### Task prompt
Where a line in the listing below contains the word "рисунке", copy that line.

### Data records
--- --- ---

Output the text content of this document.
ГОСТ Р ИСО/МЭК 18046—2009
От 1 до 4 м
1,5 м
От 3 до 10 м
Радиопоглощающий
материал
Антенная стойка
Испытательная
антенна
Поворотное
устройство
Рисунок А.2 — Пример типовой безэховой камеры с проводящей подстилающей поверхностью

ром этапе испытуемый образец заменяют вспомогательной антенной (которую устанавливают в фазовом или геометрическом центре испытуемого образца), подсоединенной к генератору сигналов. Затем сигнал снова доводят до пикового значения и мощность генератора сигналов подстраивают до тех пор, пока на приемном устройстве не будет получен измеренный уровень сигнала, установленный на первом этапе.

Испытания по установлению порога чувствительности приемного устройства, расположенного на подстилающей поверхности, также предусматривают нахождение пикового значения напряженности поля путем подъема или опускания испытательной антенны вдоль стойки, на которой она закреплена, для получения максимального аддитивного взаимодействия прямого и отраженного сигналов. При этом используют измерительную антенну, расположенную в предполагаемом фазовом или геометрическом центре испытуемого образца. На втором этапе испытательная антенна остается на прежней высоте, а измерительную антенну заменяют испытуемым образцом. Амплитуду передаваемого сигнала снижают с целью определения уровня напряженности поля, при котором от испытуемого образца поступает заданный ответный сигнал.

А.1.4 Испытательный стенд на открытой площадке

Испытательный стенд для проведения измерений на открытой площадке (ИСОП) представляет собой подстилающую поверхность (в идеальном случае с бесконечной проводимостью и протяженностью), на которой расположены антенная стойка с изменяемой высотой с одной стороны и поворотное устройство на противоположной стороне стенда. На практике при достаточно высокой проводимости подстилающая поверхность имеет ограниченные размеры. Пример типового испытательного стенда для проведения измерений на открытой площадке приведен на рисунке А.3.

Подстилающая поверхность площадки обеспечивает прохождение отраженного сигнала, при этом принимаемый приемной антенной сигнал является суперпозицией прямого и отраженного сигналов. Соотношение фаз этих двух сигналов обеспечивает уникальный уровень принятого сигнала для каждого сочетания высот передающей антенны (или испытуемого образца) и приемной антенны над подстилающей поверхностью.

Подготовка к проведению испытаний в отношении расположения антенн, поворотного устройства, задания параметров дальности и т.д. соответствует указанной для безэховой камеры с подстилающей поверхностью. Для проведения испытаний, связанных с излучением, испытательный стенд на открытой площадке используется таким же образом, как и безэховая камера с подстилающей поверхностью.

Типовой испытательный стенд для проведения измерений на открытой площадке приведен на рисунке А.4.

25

--- --- ---

### Output of the exercise
Испытательный стенд для проведения измерений на открытой площадке (ИСОП) представляет собой подстилающую поверхность (в идеальном случае с бесконечной проводимостью и протяженностью), на которой расположены антенная стойка с изменяемой высотой с одной стороны и поворотное устройство на противоположной стороне стенда. На практике при достаточно высокой проводимости подстилающая поверхность имеет ограниченные размеры. Пример типового испытательного стенда для проведения измерений на открытой площадке приведен на рисунке А.3.
Типовой испытательный стенд для проведения измерений на открытой площадке приведен на рисунке А.4.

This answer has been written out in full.